**A run of records:**
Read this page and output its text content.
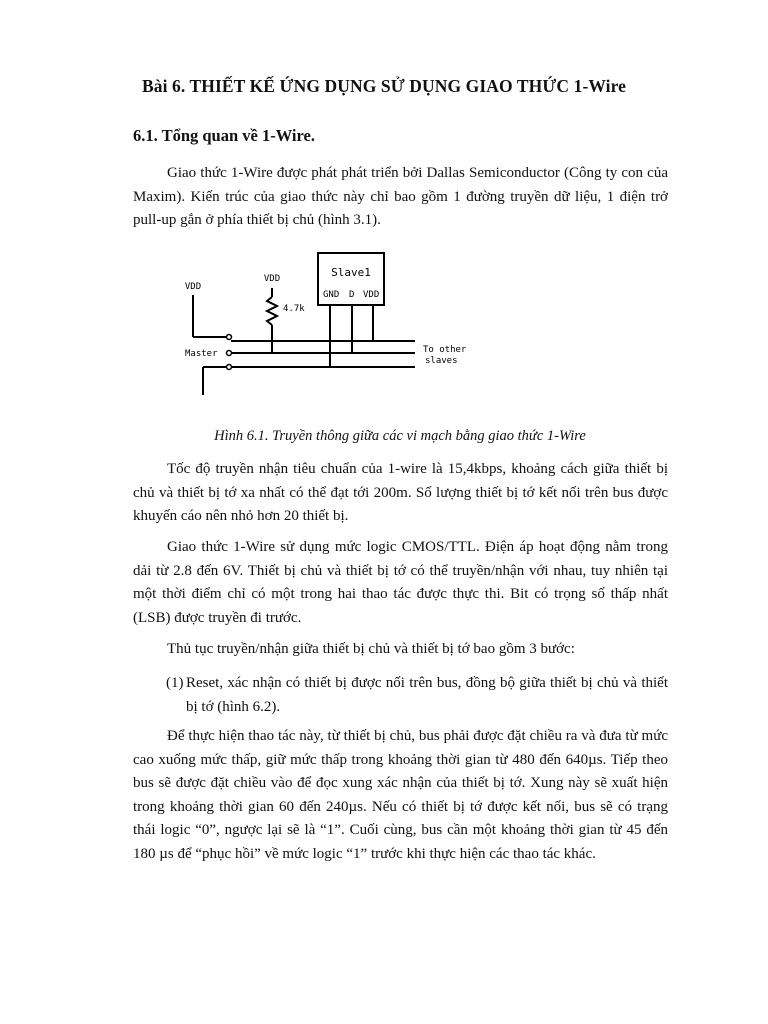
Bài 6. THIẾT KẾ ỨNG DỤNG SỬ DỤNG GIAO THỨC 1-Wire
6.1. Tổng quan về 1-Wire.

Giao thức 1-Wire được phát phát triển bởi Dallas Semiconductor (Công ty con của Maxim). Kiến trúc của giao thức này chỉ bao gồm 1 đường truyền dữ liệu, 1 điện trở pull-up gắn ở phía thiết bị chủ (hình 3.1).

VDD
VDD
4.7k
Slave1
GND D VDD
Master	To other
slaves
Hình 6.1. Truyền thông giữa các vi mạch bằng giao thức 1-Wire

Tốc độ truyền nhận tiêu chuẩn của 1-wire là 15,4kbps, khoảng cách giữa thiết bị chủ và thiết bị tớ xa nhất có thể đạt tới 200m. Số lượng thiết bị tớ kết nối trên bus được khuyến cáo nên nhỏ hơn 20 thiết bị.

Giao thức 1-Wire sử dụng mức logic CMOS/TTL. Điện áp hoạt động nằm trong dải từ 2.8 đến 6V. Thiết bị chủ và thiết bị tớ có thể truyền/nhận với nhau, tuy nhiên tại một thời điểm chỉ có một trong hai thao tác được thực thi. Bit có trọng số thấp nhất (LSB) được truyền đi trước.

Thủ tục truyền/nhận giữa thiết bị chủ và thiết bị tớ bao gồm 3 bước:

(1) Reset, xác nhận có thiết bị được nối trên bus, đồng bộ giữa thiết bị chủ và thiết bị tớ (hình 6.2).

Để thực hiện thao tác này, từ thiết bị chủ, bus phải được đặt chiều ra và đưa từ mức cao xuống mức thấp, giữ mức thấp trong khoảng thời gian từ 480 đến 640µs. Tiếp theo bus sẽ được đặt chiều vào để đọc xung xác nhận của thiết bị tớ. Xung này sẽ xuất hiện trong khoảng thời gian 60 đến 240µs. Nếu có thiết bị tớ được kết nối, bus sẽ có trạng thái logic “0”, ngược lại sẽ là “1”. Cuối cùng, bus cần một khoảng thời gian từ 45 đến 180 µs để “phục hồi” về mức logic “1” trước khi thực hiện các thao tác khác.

**What to work on:**
Make an exact copy of the data, leaving its pictures out.

**The result:**
Read this page and output its text content.
Bài 6. THIẾT KẾ ỨNG DỤNG SỬ DỤNG GIAO THỨC 1-Wire
6.1. Tổng quan về 1-Wire.

Giao thức 1-Wire được phát phát triển bởi Dallas Semiconductor (Công ty con của Maxim). Kiến trúc của giao thức này chỉ bao gồm 1 đường truyền dữ liệu, 1 điện trở pull-up gắn ở phía thiết bị chủ (hình 3.1).

VDD
VDD
4.7k
Slave1
GND D VDD
Master	To other
slaves
Hình 6.1. Truyền thông giữa các vi mạch bằng giao thức 1-Wire

Tốc độ truyền nhận tiêu chuẩn của 1-wire là 15,4kbps, khoảng cách giữa thiết bị chủ và thiết bị tớ xa nhất có thể đạt tới 200m. Số lượng thiết bị tớ kết nối trên bus được khuyến cáo nên nhỏ hơn 20 thiết bị.

Giao thức 1-Wire sử dụng mức logic CMOS/TTL. Điện áp hoạt động nằm trong dải từ 2.8 đến 6V. Thiết bị chủ và thiết bị tớ có thể truyền/nhận với nhau, tuy nhiên tại một thời điểm chỉ có một trong hai thao tác được thực thi. Bit có trọng số thấp nhất (LSB) được truyền đi trước.

Thủ tục truyền/nhận giữa thiết bị chủ và thiết bị tớ bao gồm 3 bước:

(1) Reset, xác nhận có thiết bị được nối trên bus, đồng bộ giữa thiết bị chủ và thiết bị tớ (hình 6.2).

Để thực hiện thao tác này, từ thiết bị chủ, bus phải được đặt chiều ra và đưa từ mức cao xuống mức thấp, giữ mức thấp trong khoảng thời gian từ 480 đến 640µs. Tiếp theo bus sẽ được đặt chiều vào để đọc xung xác nhận của thiết bị tớ. Xung này sẽ xuất hiện trong khoảng thời gian 60 đến 240µs. Nếu có thiết bị tớ được kết nối, bus sẽ có trạng thái logic “0”, ngược lại sẽ là “1”. Cuối cùng, bus cần một khoảng thời gian từ 45 đến 180 µs để “phục hồi” về mức logic “1” trước khi thực hiện các thao tác khác.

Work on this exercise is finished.